----- AVAILABLE DATA

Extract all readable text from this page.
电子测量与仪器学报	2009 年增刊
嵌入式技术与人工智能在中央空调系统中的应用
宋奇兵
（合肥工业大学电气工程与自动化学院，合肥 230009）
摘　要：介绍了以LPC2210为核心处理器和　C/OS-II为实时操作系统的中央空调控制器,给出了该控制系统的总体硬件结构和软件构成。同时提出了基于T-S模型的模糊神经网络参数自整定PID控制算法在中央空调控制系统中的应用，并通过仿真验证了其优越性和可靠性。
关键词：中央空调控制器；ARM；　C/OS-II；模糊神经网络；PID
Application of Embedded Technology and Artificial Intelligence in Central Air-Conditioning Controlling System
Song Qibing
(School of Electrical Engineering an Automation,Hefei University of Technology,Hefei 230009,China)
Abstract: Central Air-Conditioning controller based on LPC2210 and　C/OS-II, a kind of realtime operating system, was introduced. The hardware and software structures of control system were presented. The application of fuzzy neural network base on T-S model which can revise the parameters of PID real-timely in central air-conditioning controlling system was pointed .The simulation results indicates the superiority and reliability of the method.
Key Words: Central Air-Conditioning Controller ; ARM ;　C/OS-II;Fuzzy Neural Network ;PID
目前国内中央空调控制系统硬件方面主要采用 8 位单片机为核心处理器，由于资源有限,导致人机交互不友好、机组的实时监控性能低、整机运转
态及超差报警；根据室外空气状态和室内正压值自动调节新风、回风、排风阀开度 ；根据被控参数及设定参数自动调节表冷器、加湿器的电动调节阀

----------

GOAL: Copy each line of the records containing the string "Technology".

RESPONSE TO THIS EXERCISE:
Application of Embedded Technology and Artificial Intelligence in Central Air-Conditioning Controlling System
(School of Electrical Engineering an Automation,Hefei University of Technology,Hefei 230009,China)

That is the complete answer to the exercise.